(EXTRACT TO READ Opens)

- Developer: FromSoftware
- Publisher: Banpresto
- Platform: PlayStation 2
- Release: JP: September 6, 2007;
- Genre: Action
- Modes: Single-player, multiplayer

= Another Century's Episode 3: The Final =

2007 video game

Another Century's Episode 3: The Final (アナザーセンチュリーズエピソード 3 THE FINAL, Anazā Senchurīzu Episōdo Surī The Final), abbreviated as "A.C.E.3", is a mecha action video game produced by Banpresto and developed by FromSoftware. It was released for the PlayStation 2 on September 6, 2007.

Although it is subtitled "The Final", it is not the final entry in the A.C.E. series, which continued with the release of Another Century's Episode: R on the PlayStation 3 in August 2010.

==Plot==
A.C.E.3 is set three years after the events of A.C.E. 2, during the final battle between the UCE and the Zentradi in A.C.E. 2 (the antagonists of Macross), known as The First Defensive War. It also mentions that the UCE forces has been reformed into the Earth Federation forces. The game's overall plot deals with the sudden appearance of a second, war-torn Earth from which new and more deadly enemies emerge. At the same time, enemies who survived the First Defensive War begin reappearing on the original Earth, further complicating matters.

(EXTRACT TO READ Closes)
(PROVIDED INFORMATION Opens)

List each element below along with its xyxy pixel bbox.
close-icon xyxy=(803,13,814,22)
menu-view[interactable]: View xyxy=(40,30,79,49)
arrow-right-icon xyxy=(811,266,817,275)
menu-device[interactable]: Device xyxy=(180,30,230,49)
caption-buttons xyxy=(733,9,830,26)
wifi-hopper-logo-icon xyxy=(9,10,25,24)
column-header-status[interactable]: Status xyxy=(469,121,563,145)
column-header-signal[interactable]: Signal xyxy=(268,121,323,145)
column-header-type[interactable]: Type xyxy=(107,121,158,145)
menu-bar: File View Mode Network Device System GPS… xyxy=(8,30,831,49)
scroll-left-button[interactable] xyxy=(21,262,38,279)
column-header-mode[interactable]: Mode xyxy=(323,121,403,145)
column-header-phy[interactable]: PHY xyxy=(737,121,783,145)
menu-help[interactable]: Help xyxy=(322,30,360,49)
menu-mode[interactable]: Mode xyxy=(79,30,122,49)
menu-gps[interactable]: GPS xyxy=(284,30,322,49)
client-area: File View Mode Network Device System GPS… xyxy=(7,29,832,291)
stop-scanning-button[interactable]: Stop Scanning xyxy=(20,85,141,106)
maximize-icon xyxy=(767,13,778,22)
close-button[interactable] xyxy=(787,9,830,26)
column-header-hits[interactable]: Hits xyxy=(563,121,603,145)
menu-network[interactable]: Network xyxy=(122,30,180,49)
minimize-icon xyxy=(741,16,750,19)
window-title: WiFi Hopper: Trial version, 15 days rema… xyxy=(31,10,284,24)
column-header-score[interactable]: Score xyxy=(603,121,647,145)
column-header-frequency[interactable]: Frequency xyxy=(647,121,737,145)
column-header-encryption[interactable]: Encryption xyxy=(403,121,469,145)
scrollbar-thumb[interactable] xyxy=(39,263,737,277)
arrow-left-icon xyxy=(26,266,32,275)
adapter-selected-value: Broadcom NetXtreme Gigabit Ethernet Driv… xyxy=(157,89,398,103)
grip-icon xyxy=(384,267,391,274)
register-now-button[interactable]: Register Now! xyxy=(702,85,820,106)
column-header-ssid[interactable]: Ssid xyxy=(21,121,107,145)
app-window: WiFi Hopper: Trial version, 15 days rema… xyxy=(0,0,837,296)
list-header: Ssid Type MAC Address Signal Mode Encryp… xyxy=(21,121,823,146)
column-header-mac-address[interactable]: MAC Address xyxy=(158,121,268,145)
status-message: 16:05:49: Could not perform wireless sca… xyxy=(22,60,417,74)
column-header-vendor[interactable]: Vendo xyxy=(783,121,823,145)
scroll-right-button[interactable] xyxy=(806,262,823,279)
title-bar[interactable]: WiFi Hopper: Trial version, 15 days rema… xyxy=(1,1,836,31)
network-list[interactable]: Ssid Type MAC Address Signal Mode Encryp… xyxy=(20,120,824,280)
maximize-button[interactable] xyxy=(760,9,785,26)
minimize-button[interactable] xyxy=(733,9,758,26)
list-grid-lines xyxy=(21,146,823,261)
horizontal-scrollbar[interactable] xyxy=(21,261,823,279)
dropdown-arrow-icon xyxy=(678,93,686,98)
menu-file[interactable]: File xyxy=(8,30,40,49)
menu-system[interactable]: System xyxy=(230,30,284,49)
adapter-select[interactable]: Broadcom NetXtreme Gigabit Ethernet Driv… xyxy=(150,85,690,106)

(PROVIDED INFORMATION Closes)

PROBLEMS TO WORK ON>
#1 From the article on Another Century's Episode 3, output the passage starting with "- Developer: FromSoftware" and going on through "September 6, 2007.", copying it word for word.
#2 Condense the paragraph of the article on Another Century's Episode 3 that begins "Another Century's Episode 3: The Final (アナザーセンチュリーズエピソード" into a short bulleted list that keeps its main facts.

EXERCISE ANSWERS>
#1
- Developer: FromSoftware
- Publisher: Banpresto
- Platform: PlayStation 2
- Release: JP: September 6, 2007;
- Genre: Action
- Modes: Single-player, multiplayer

= Another Century's Episode 3: The Final =

2007 video game

Another Century's Episode 3: The Final (アナザーセンチュリーズエピソード 3 THE FINAL, Anazā Senchurīzu Episōdo Surī The Final), abbreviated as "A.C.E.3", is a mecha action video game produced by Banpresto and developed by FromSoftware. It was released for the PlayStation 2 on September 6, 2007.

#2
- Title: Another Century's Episode 3: The Final, abbreviated "A.C.E.3"
- Type: mecha action video game
- Producer: Banpresto
- Developer: FromSoftware
- Release: PlayStation 2, September 6, 2007